• [TASK TO COMPLETE]:
Within the material below, find each line bearing the word "Omission" and present it.
━━━━━ INFORMATION PROVIDED
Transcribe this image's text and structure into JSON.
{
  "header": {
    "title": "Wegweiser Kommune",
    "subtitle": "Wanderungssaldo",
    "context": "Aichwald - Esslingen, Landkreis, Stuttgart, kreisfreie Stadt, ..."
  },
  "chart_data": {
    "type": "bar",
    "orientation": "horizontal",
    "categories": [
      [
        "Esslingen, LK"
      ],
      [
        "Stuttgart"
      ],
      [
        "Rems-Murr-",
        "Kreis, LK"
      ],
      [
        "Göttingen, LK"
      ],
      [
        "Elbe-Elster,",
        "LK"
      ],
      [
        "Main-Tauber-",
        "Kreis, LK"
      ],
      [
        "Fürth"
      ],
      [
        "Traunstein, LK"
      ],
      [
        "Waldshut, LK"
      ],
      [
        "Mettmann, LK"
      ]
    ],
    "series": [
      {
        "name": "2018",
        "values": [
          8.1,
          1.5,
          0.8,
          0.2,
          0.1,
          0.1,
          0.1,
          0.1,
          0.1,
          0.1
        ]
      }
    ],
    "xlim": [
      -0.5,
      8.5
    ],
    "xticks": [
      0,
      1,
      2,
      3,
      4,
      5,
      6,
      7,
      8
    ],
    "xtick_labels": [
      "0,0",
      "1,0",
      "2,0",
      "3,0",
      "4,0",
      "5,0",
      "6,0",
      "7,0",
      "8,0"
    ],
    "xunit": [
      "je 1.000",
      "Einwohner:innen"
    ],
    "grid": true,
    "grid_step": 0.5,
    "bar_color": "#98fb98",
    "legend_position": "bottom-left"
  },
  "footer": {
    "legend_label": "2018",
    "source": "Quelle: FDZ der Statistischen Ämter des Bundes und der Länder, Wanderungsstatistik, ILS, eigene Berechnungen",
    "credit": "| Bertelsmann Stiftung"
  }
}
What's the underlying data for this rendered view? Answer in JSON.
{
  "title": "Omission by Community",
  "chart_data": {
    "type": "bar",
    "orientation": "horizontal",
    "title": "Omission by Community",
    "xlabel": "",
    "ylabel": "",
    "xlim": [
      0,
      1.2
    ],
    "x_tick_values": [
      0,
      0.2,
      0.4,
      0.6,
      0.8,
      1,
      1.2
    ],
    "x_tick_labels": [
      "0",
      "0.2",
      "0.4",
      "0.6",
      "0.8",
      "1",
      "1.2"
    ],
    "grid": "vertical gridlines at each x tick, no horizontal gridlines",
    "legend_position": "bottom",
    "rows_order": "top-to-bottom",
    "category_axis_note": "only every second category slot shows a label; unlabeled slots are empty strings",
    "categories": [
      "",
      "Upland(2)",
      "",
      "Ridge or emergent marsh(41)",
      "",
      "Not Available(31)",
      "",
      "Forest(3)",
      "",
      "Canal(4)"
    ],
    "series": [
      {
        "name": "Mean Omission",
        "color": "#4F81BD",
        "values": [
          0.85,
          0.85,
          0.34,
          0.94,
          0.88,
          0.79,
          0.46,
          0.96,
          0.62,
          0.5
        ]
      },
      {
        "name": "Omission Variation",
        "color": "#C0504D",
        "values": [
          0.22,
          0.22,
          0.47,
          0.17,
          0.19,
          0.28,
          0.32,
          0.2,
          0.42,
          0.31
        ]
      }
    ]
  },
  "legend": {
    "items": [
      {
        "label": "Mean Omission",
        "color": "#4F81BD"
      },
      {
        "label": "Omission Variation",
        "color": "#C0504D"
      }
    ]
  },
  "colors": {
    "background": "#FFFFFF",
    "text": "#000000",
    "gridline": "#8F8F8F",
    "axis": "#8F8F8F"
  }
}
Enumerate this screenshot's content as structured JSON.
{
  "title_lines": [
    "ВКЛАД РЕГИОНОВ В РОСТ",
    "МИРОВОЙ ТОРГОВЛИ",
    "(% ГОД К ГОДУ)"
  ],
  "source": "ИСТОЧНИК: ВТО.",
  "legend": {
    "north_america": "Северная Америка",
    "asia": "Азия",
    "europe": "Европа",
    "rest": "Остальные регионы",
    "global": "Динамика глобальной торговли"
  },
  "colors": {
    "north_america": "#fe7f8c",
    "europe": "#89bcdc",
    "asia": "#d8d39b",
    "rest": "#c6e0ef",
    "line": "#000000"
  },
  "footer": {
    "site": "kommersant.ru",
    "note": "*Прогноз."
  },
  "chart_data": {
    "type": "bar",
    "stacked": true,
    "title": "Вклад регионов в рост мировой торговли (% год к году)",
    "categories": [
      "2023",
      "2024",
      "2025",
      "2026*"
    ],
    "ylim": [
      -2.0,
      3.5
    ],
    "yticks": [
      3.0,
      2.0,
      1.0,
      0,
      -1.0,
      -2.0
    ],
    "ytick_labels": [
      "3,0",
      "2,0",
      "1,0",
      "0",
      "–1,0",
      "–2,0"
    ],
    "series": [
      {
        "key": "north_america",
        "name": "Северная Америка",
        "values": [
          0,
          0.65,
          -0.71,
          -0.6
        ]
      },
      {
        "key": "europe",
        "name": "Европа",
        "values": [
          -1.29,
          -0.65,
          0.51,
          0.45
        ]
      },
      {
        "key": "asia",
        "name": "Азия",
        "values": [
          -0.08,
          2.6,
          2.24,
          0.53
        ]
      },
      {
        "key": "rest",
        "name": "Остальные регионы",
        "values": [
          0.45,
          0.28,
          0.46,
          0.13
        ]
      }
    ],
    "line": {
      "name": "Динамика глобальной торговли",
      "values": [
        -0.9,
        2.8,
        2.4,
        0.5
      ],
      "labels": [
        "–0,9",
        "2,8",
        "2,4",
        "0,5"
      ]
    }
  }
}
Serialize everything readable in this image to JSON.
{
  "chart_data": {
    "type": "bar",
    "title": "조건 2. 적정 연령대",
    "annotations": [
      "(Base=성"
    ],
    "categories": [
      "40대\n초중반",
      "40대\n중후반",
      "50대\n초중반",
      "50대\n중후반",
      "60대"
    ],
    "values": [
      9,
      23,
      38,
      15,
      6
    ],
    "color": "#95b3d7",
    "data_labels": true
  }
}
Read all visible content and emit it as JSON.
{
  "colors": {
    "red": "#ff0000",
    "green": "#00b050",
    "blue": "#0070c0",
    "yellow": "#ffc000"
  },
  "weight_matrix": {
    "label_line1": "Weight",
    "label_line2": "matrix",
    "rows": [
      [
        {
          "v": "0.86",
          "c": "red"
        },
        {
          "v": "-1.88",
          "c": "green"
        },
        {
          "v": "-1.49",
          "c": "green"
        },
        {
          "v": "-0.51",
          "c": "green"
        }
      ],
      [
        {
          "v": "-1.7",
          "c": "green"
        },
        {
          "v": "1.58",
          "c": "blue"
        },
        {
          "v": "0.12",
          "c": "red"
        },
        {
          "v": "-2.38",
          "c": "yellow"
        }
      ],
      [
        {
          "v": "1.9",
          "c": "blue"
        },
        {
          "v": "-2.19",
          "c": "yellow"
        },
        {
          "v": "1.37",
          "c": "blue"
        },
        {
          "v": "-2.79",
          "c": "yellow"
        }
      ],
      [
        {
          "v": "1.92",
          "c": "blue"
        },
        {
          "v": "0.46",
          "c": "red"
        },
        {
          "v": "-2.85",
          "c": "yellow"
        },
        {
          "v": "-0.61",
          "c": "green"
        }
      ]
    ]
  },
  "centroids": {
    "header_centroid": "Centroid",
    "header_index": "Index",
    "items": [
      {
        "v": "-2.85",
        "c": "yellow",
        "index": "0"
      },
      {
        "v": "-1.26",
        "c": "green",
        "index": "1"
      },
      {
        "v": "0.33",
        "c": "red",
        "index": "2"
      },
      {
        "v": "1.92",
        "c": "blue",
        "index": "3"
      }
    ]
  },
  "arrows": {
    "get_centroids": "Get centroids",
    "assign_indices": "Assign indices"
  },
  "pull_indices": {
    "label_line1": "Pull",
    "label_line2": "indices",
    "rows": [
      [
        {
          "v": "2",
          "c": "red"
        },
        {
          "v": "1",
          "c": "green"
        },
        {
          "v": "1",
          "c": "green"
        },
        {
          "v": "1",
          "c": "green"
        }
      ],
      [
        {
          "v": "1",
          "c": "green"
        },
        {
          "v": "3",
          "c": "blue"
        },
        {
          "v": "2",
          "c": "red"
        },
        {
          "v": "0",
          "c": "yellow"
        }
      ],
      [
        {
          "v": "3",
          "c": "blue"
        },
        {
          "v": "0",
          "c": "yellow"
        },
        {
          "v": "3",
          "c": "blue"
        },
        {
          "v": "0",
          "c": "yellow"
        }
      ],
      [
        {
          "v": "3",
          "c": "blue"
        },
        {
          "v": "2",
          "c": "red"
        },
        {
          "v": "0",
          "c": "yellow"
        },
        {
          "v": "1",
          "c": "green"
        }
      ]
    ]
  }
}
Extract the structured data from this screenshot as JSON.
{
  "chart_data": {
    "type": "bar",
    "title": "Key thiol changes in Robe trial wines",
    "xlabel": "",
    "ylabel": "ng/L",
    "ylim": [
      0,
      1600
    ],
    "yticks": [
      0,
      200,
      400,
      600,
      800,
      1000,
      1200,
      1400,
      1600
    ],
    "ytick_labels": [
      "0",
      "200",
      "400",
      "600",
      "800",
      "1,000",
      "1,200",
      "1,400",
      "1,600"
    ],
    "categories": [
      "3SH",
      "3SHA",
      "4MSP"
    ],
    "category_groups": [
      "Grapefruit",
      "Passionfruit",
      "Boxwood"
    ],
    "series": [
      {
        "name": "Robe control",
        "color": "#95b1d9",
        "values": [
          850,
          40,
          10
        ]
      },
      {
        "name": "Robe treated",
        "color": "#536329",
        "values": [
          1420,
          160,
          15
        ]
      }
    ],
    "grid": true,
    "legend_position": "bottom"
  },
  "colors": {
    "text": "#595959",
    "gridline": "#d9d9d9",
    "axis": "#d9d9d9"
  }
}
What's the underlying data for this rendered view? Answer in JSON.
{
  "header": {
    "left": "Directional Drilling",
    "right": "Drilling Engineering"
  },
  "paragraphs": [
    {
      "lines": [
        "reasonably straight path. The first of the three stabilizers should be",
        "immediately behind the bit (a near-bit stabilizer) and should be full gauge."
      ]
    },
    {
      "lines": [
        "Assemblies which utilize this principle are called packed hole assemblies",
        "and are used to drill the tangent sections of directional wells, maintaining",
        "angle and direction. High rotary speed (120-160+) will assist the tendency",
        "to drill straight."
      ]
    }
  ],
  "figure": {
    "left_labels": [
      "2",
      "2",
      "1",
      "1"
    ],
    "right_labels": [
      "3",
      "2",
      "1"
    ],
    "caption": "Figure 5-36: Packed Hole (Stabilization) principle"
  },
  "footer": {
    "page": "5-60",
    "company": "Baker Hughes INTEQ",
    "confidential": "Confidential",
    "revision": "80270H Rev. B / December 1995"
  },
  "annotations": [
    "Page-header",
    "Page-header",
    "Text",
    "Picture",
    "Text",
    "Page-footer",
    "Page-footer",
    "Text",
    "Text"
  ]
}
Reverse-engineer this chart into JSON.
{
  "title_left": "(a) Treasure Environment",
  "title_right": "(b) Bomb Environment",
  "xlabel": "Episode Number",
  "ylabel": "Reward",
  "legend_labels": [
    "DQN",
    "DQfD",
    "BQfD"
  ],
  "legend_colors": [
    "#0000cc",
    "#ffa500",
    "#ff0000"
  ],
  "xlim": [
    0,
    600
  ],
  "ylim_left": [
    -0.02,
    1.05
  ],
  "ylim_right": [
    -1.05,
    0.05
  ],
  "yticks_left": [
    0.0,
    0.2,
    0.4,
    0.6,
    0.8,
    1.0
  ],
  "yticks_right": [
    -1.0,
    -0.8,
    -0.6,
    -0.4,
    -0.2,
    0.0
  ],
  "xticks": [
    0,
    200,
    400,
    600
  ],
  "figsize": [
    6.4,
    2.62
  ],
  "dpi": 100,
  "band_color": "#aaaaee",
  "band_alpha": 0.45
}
━━━━━━━━━━
• [SOLUTION]:
  "title": "Omission by Community",
    "title": "Omission by Community",
        "name": "Mean Omission",
        "name": "Omission Variation",
        "label": "Mean Omission",
        "label": "Omission Variation",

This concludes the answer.